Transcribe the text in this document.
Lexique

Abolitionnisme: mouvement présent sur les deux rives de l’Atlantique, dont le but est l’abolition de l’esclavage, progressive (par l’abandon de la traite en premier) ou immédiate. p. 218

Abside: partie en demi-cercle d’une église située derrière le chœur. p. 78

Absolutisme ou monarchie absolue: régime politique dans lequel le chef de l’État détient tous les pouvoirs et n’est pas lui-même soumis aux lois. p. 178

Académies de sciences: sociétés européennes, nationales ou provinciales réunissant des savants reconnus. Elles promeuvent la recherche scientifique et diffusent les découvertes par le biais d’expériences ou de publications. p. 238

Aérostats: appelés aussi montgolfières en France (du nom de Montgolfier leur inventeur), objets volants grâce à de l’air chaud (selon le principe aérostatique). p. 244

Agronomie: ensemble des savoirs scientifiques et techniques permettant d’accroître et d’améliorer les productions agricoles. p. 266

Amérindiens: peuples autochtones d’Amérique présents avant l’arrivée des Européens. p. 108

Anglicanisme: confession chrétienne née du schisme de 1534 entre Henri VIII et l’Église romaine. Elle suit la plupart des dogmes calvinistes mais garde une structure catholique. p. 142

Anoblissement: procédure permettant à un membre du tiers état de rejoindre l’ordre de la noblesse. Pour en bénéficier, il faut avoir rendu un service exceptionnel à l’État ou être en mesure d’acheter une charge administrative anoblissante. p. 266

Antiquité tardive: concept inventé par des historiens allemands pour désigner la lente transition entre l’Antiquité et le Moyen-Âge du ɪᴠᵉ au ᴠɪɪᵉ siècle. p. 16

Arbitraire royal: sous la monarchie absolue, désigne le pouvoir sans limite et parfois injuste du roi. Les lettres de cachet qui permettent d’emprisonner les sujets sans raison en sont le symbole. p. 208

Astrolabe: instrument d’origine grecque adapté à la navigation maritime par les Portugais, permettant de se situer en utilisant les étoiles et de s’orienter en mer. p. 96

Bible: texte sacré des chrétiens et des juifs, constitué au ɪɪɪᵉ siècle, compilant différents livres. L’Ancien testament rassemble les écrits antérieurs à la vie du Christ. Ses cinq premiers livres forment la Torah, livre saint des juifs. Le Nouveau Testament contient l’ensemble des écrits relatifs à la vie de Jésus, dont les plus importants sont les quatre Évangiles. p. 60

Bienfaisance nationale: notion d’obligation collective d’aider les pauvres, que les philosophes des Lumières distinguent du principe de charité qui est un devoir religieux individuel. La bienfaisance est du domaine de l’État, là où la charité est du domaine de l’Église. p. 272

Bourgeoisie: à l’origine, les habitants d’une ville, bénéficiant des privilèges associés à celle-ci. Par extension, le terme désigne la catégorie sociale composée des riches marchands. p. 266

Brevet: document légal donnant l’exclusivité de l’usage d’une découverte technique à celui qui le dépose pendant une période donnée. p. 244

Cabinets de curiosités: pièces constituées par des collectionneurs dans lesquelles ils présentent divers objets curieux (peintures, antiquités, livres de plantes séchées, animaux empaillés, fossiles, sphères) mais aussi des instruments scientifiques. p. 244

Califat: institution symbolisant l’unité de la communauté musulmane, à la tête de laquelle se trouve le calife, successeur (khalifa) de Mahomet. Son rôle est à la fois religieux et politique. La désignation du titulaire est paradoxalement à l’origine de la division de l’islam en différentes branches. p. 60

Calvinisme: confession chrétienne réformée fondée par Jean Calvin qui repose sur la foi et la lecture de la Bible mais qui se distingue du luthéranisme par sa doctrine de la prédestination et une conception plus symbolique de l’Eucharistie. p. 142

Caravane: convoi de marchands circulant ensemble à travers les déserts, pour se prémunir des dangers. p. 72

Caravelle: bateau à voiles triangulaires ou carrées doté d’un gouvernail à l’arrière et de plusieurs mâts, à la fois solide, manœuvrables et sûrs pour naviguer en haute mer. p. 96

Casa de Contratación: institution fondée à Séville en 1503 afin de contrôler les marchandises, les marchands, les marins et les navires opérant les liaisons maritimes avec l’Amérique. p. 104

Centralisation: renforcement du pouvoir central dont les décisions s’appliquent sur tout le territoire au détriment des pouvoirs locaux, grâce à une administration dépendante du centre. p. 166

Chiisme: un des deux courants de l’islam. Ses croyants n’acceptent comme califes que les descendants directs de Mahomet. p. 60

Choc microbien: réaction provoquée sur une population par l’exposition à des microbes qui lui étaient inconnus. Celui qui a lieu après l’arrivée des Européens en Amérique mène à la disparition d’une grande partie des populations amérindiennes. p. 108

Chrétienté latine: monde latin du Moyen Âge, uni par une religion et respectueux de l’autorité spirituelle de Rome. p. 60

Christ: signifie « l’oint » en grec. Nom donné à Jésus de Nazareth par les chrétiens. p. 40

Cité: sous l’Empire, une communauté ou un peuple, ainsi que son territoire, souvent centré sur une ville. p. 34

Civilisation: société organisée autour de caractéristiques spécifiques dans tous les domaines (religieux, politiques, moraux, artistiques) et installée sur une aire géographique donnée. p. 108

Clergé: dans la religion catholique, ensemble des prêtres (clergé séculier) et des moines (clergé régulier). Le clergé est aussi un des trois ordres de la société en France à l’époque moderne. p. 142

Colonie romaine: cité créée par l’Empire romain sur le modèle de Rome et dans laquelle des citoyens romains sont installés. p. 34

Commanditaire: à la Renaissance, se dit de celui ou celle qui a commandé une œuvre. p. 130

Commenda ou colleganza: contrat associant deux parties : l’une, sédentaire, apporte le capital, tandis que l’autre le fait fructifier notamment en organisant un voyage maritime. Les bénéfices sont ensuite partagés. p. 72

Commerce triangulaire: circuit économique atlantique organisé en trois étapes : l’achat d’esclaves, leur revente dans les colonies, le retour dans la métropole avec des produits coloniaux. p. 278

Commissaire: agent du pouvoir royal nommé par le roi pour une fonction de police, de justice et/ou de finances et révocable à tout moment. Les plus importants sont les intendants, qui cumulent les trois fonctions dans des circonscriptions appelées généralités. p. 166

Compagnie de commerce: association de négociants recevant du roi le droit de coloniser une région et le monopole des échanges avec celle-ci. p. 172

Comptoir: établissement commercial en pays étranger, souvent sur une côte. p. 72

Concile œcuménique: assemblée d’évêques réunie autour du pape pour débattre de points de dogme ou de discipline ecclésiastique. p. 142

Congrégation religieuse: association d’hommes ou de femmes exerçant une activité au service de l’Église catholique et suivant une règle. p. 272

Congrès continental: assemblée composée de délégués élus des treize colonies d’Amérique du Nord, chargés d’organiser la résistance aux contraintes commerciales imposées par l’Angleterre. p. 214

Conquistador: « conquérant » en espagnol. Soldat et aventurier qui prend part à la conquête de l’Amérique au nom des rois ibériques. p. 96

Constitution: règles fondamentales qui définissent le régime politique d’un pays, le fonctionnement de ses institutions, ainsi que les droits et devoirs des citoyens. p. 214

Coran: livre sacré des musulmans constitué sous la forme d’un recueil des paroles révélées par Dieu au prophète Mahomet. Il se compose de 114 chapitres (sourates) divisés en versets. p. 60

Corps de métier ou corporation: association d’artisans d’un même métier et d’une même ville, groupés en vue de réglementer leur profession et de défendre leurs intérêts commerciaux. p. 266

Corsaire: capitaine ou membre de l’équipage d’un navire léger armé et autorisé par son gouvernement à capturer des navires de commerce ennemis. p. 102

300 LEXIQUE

▶ [Objective]:
Output every line above without altering anything.

▶ [Response to the task]:
Transcribe the text in this document.
Lexique

Abolitionnisme: mouvement présent sur les deux rives de l’Atlantique, dont le but est l’abolition de l’esclavage, progressive (par l’abandon de la traite en premier) ou immédiate. p. 218

Abside: partie en demi-cercle d’une église située derrière le chœur. p. 78

Absolutisme ou monarchie absolue: régime politique dans lequel le chef de l’État détient tous les pouvoirs et n’est pas lui-même soumis aux lois. p. 178

Académies de sciences: sociétés européennes, nationales ou provinciales réunissant des savants reconnus. Elles promeuvent la recherche scientifique et diffusent les découvertes par le biais d’expériences ou de publications. p. 238

Aérostats: appelés aussi montgolfières en France (du nom de Montgolfier leur inventeur), objets volants grâce à de l’air chaud (selon le principe aérostatique). p. 244

Agronomie: ensemble des savoirs scientifiques et techniques permettant d’accroître et d’améliorer les productions agricoles. p. 266

Amérindiens: peuples autochtones d’Amérique présents avant l’arrivée des Européens. p. 108

Anglicanisme: confession chrétienne née du schisme de 1534 entre Henri VIII et l’Église romaine. Elle suit la plupart des dogmes calvinistes mais garde une structure catholique. p. 142

Anoblissement: procédure permettant à un membre du tiers état de rejoindre l’ordre de la noblesse. Pour en bénéficier, il faut avoir rendu un service exceptionnel à l’État ou être en mesure d’acheter une charge administrative anoblissante. p. 266

Antiquité tardive: concept inventé par des historiens allemands pour désigner la lente transition entre l’Antiquité et le Moyen-Âge du ɪᴠᵉ au ᴠɪɪᵉ siècle. p. 16

Arbitraire royal: sous la monarchie absolue, désigne le pouvoir sans limite et parfois injuste du roi. Les lettres de cachet qui permettent d’emprisonner les sujets sans raison en sont le symbole. p. 208

Astrolabe: instrument d’origine grecque adapté à la navigation maritime par les Portugais, permettant de se situer en utilisant les étoiles et de s’orienter en mer. p. 96

Bible: texte sacré des chrétiens et des juifs, constitué au ɪɪɪᵉ siècle, compilant différents livres. L’Ancien testament rassemble les écrits antérieurs à la vie du Christ. Ses cinq premiers livres forment la Torah, livre saint des juifs. Le Nouveau Testament contient l’ensemble des écrits relatifs à la vie de Jésus, dont les plus importants sont les quatre Évangiles. p. 60

Bienfaisance nationale: notion d’obligation collective d’aider les pauvres, que les philosophes des Lumières distinguent du principe de charité qui est un devoir religieux individuel. La bienfaisance est du domaine de l’État, là où la charité est du domaine de l’Église. p. 272

Bourgeoisie: à l’origine, les habitants d’une ville, bénéficiant des privilèges associés à celle-ci. Par extension, le terme désigne la catégorie sociale composée des riches marchands. p. 266

Brevet: document légal donnant l’exclusivité de l’usage d’une découverte technique à celui qui le dépose pendant une période donnée. p. 244

Cabinets de curiosités: pièces constituées par des collectionneurs dans lesquelles ils présentent divers objets curieux (peintures, antiquités, livres de plantes séchées, animaux empaillés, fossiles, sphères) mais aussi des instruments scientifiques. p. 244

Califat: institution symbolisant l’unité de la communauté musulmane, à la tête de laquelle se trouve le calife, successeur (khalifa) de Mahomet. Son rôle est à la fois religieux et politique. La désignation du titulaire est paradoxalement à l’origine de la division de l’islam en différentes branches. p. 60

Calvinisme: confession chrétienne réformée fondée par Jean Calvin qui repose sur la foi et la lecture de la Bible mais qui se distingue du luthéranisme par sa doctrine de la prédestination et une conception plus symbolique de l’Eucharistie. p. 142

Caravane: convoi de marchands circulant ensemble à travers les déserts, pour se prémunir des dangers. p. 72

Caravelle: bateau à voiles triangulaires ou carrées doté d’un gouvernail à l’arrière et de plusieurs mâts, à la fois solide, manœuvrables et sûrs pour naviguer en haute mer. p. 96

Casa de Contratación: institution fondée à Séville en 1503 afin de contrôler les marchandises, les marchands, les marins et les navires opérant les liaisons maritimes avec l’Amérique. p. 104

Centralisation: renforcement du pouvoir central dont les décisions s’appliquent sur tout le territoire au détriment des pouvoirs locaux, grâce à une administration dépendante du centre. p. 166

Chiisme: un des deux courants de l’islam. Ses croyants n’acceptent comme califes que les descendants directs de Mahomet. p. 60

Choc microbien: réaction provoquée sur une population par l’exposition à des microbes qui lui étaient inconnus. Celui qui a lieu après l’arrivée des Européens en Amérique mène à la disparition d’une grande partie des populations amérindiennes. p. 108

Chrétienté latine: monde latin du Moyen Âge, uni par une religion et respectueux de l’autorité spirituelle de Rome. p. 60

Christ: signifie « l’oint » en grec. Nom donné à Jésus de Nazareth par les chrétiens. p. 40

Cité: sous l’Empire, une communauté ou un peuple, ainsi que son territoire, souvent centré sur une ville. p. 34

Civilisation: société organisée autour de caractéristiques spécifiques dans tous les domaines (religieux, politiques, moraux, artistiques) et installée sur une aire géographique donnée. p. 108

Clergé: dans la religion catholique, ensemble des prêtres (clergé séculier) et des moines (clergé régulier). Le clergé est aussi un des trois ordres de la société en France à l’époque moderne. p. 142

Colonie romaine: cité créée par l’Empire romain sur le modèle de Rome et dans laquelle des citoyens romains sont installés. p. 34

Commanditaire: à la Renaissance, se dit de celui ou celle qui a commandé une œuvre. p. 130

Commenda ou colleganza: contrat associant deux parties : l’une, sédentaire, apporte le capital, tandis que l’autre le fait fructifier notamment en organisant un voyage maritime. Les bénéfices sont ensuite partagés. p. 72

Commerce triangulaire: circuit économique atlantique organisé en trois étapes : l’achat d’esclaves, leur revente dans les colonies, le retour dans la métropole avec des produits coloniaux. p. 278

Commissaire: agent du pouvoir royal nommé par le roi pour une fonction de police, de justice et/ou de finances et révocable à tout moment. Les plus importants sont les intendants, qui cumulent les trois fonctions dans des circonscriptions appelées généralités. p. 166

Compagnie de commerce: association de négociants recevant du roi le droit de coloniser une région et le monopole des échanges avec celle-ci. p. 172

Comptoir: établissement commercial en pays étranger, souvent sur une côte. p. 72

Concile œcuménique: assemblée d’évêques réunie autour du pape pour débattre de points de dogme ou de discipline ecclésiastique. p. 142

Congrégation religieuse: association d’hommes ou de femmes exerçant une activité au service de l’Église catholique et suivant une règle. p. 272

Congrès continental: assemblée composée de délégués élus des treize colonies d’Amérique du Nord, chargés d’organiser la résistance aux contraintes commerciales imposées par l’Angleterre. p. 214

Conquistador: « conquérant » en espagnol. Soldat et aventurier qui prend part à la conquête de l’Amérique au nom des rois ibériques. p. 96

Constitution: règles fondamentales qui définissent le régime politique d’un pays, le fonctionnement de ses institutions, ainsi que les droits et devoirs des citoyens. p. 214

Coran: livre sacré des musulmans constitué sous la forme d’un recueil des paroles révélées par Dieu au prophète Mahomet. Il se compose de 114 chapitres (sourates) divisés en versets. p. 60

Corps de métier ou corporation: association d’artisans d’un même métier et d’une même ville, groupés en vue de réglementer leur profession et de défendre leurs intérêts commerciaux. p. 266

Corsaire: capitaine ou membre de l’équipage d’un navire léger armé et autorisé par son gouvernement à capturer des navires de commerce ennemis. p. 102

300 LEXIQUE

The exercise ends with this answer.